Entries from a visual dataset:

►

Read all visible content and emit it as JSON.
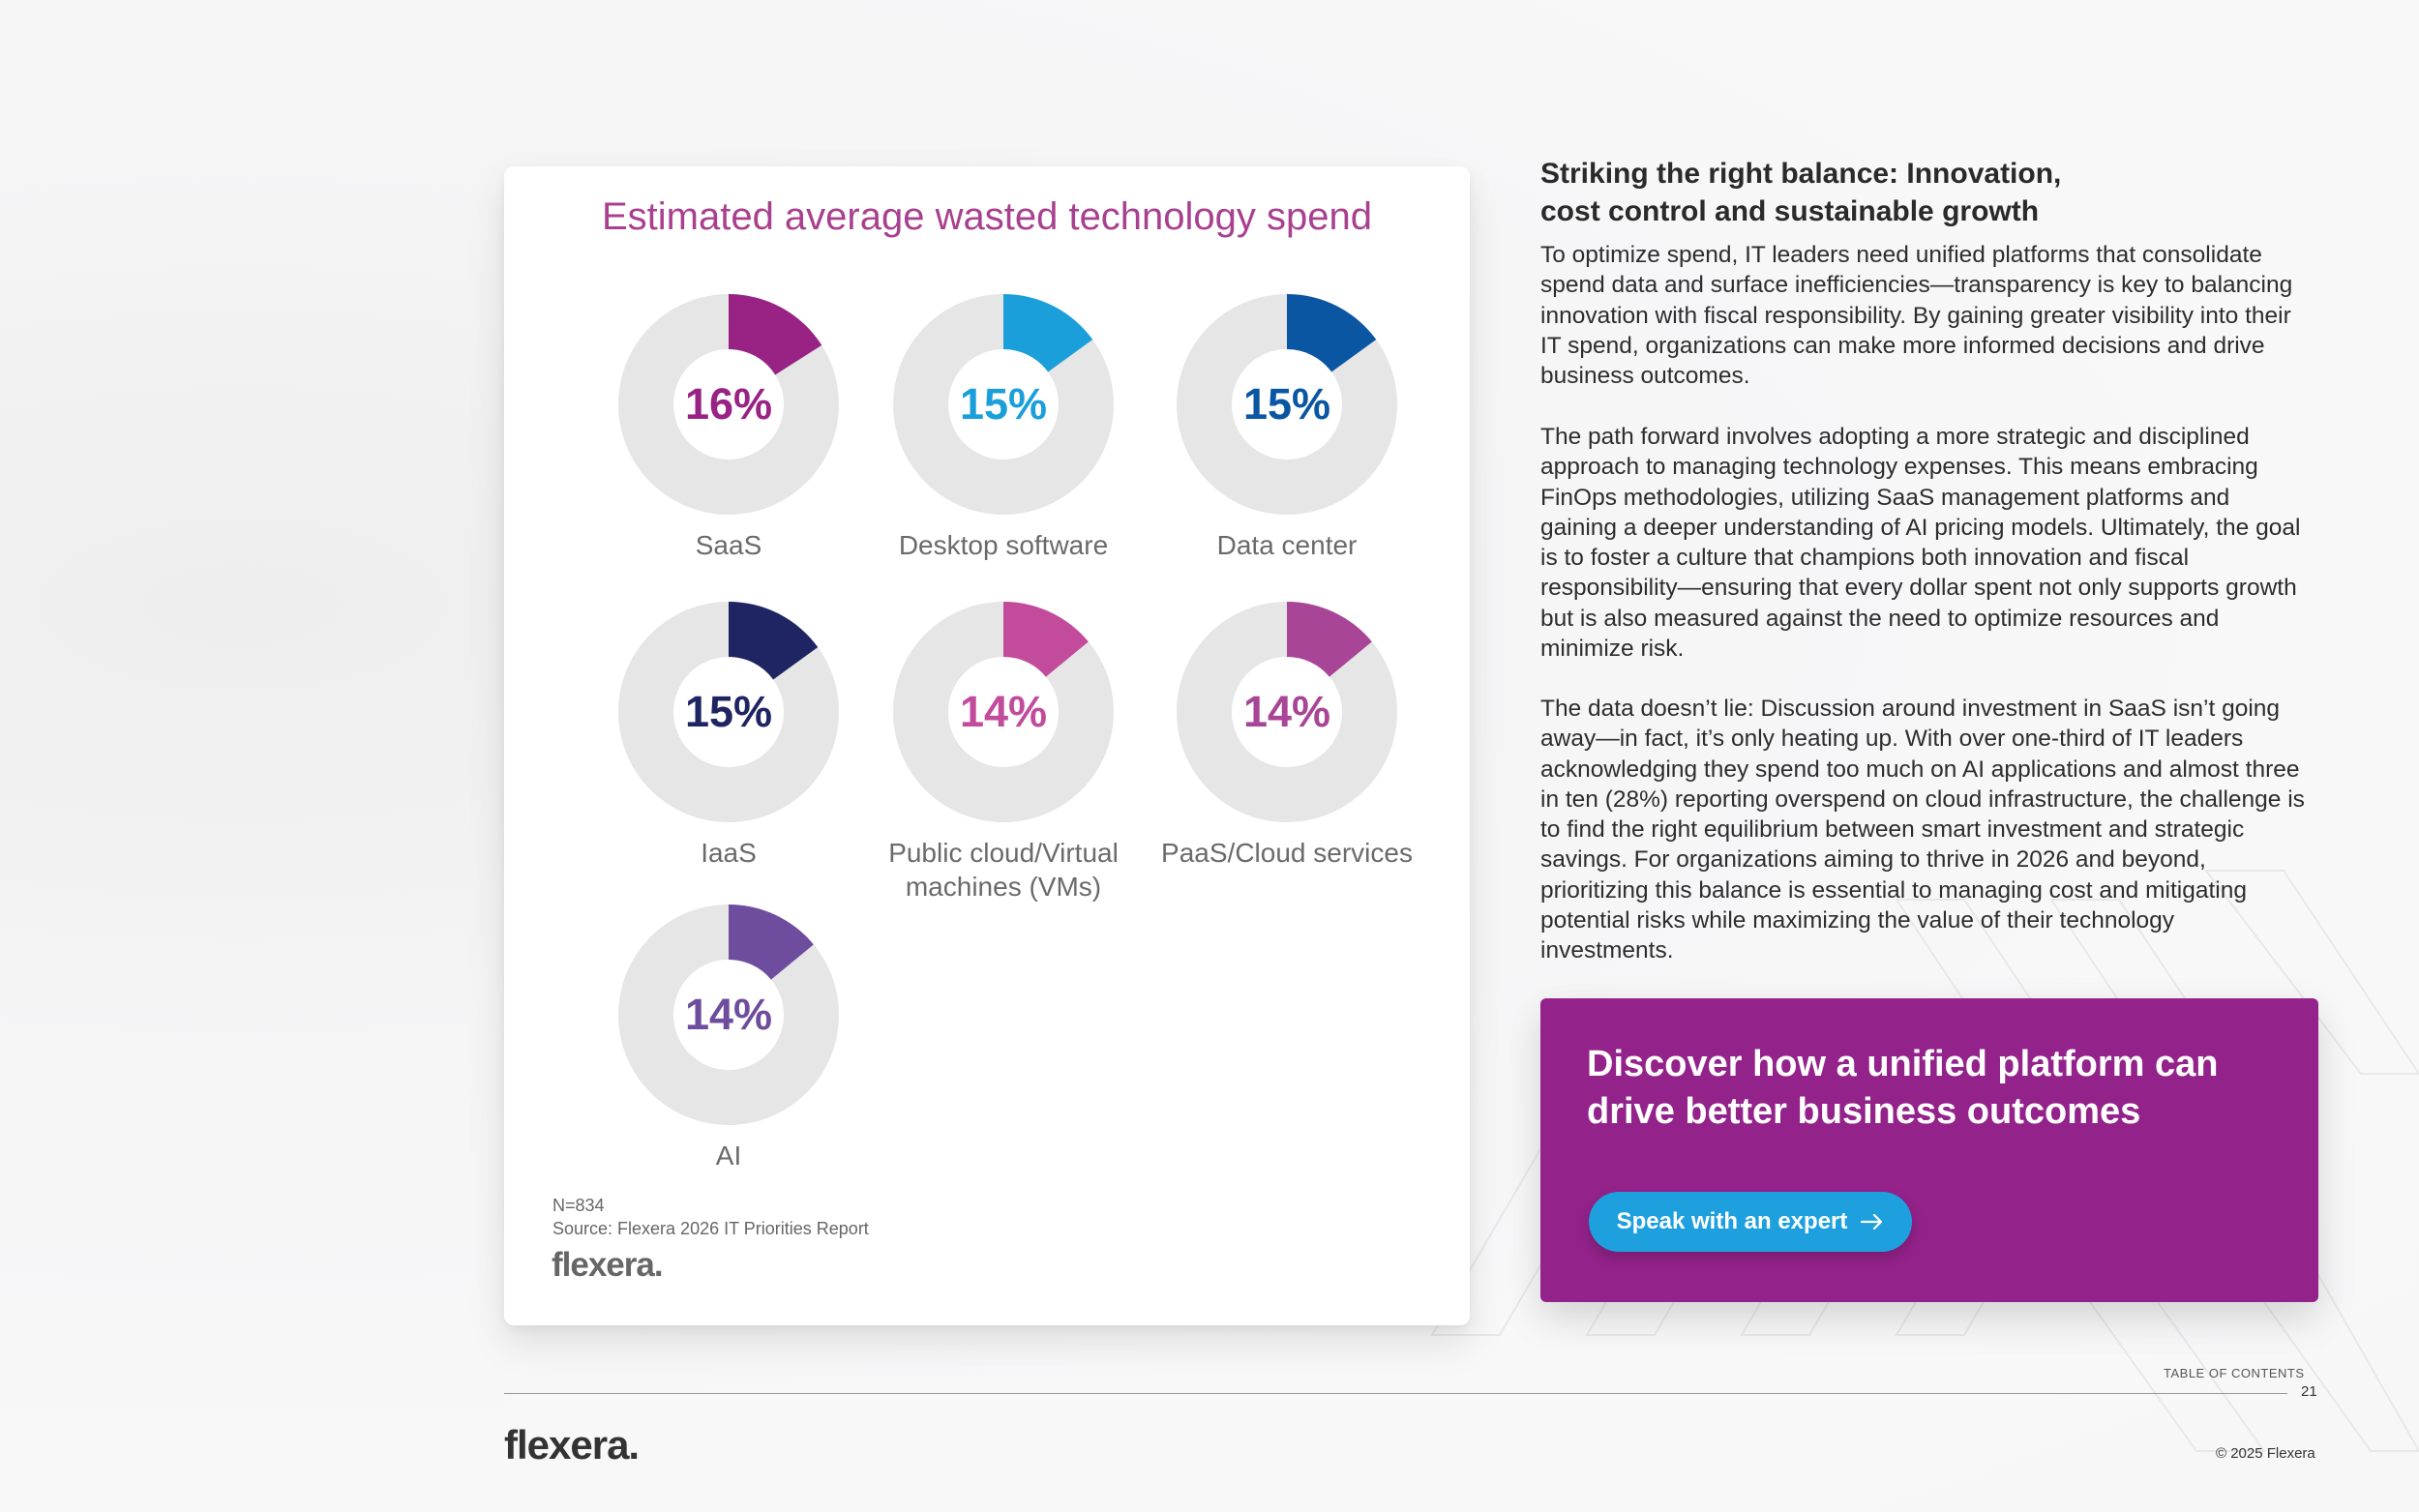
{
  "colors": {
    "card_title": "#a8408f",
    "donut_track": "#e6e6e6",
    "cta_background": "#94228b",
    "cta_button": "#1ea0de"
  },
  "card": {
    "title": "Estimated average wasted technology spend",
    "footnote_n": "N=834",
    "footnote_source": "Source: Flexera 2026 IT Priorities Report",
    "logo": "flexera."
  },
  "chart_data": {
    "type": "pie",
    "title": "Estimated average wasted technology spend",
    "categories": [
      "SaaS",
      "Desktop software",
      "Data center",
      "IaaS",
      "Public cloud/Virtual machines (VMs)",
      "PaaS/Cloud services",
      "AI"
    ],
    "values": [
      16,
      15,
      15,
      15,
      14,
      14,
      14
    ],
    "labels": [
      "16%",
      "15%",
      "15%",
      "15%",
      "14%",
      "14%",
      "14%"
    ],
    "colors": [
      "#982384",
      "#1b9fdb",
      "#0a56a3",
      "#1f2563",
      "#c24b9c",
      "#a84597",
      "#6e4d9e"
    ],
    "unit": "%"
  },
  "article": {
    "heading": "Striking the right balance: Innovation, cost control and sustainable growth",
    "paragraph_1": "To optimize spend, IT leaders need unified platforms that consolidate spend data and surface inefficiencies—transparency is key to balancing innovation with fiscal responsibility. By gaining greater visibility into their IT spend, organizations can make more informed decisions and drive business outcomes.",
    "paragraph_2": "The path forward involves adopting a more strategic and disciplined approach to managing technology expenses. This means embracing FinOps methodologies, utilizing SaaS management platforms and gaining a deeper understanding of AI pricing models. Ultimately, the goal is to foster a culture that champions both innovation and fiscal responsibility—ensuring that every dollar spent not only supports growth but is also measured against the need to optimize resources and minimize risk.",
    "paragraph_3": "The data doesn’t lie: Discussion around investment in SaaS isn’t going away—in fact, it’s only heating up. With over one-third of IT leaders acknowledging they spend too much on AI applications and almost three in ten (28%) reporting overspend on cloud infrastructure, the challenge is to find the right equilibrium between smart investment and strategic savings. For organizations aiming to thrive in 2026 and beyond, prioritizing this balance is essential to managing cost and mitigating potential risks while maximizing the value of their technology investments."
  },
  "cta": {
    "title": "Discover how a unified platform can drive better business outcomes",
    "button_label": "Speak with an expert",
    "button_icon": "arrow-right-icon"
  },
  "footer": {
    "toc": "TABLE OF CONTENTS",
    "page_number": "21",
    "logo": "flexera.",
    "copyright": "© 2025 Flexera"
  }
}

◄

### Exercise instructions
Repeat the material above in full and exactly, omitting the pictures.

### Correct answer
Read all visible content and emit it as JSON.
{
  "colors": {
    "card_title": "#a8408f",
    "donut_track": "#e6e6e6",
    "cta_background": "#94228b",
    "cta_button": "#1ea0de"
  },
  "card": {
    "title": "Estimated average wasted technology spend",
    "footnote_n": "N=834",
    "footnote_source": "Source: Flexera 2026 IT Priorities Report",
    "logo": "flexera."
  },
  "chart_data": {
    "type": "pie",
    "title": "Estimated average wasted technology spend",
    "categories": [
      "SaaS",
      "Desktop software",
      "Data center",
      "IaaS",
      "Public cloud/Virtual machines (VMs)",
      "PaaS/Cloud services",
      "AI"
    ],
    "values": [
      16,
      15,
      15,
      15,
      14,
      14,
      14
    ],
    "labels": [
      "16%",
      "15%",
      "15%",
      "15%",
      "14%",
      "14%",
      "14%"
    ],
    "colors": [
      "#982384",
      "#1b9fdb",
      "#0a56a3",
      "#1f2563",
      "#c24b9c",
      "#a84597",
      "#6e4d9e"
    ],
    "unit": "%"
  },
  "article": {
    "heading": "Striking the right balance: Innovation, cost control and sustainable growth",
    "paragraph_1": "To optimize spend, IT leaders need unified platforms that consolidate spend data and surface inefficiencies—transparency is key to balancing innovation with fiscal responsibility. By gaining greater visibility into their IT spend, organizations can make more informed decisions and drive business outcomes.",
    "paragraph_2": "The path forward involves adopting a more strategic and disciplined approach to managing technology expenses. This means embracing FinOps methodologies, utilizing SaaS management platforms and gaining a deeper understanding of AI pricing models. Ultimately, the goal is to foster a culture that champions both innovation and fiscal responsibility—ensuring that every dollar spent not only supports growth but is also measured against the need to optimize resources and minimize risk.",
    "paragraph_3": "The data doesn’t lie: Discussion around investment in SaaS isn’t going away—in fact, it’s only heating up. With over one-third of IT leaders acknowledging they spend too much on AI applications and almost three in ten (28%) reporting overspend on cloud infrastructure, the challenge is to find the right equilibrium between smart investment and strategic savings. For organizations aiming to thrive in 2026 and beyond, prioritizing this balance is essential to managing cost and mitigating potential risks while maximizing the value of their technology investments."
  },
  "cta": {
    "title": "Discover how a unified platform can drive better business outcomes",
    "button_label": "Speak with an expert",
    "button_icon": "arrow-right-icon"
  },
  "footer": {
    "toc": "TABLE OF CONTENTS",
    "page_number": "21",
    "logo": "flexera.",
    "copyright": "© 2025 Flexera"
  }
}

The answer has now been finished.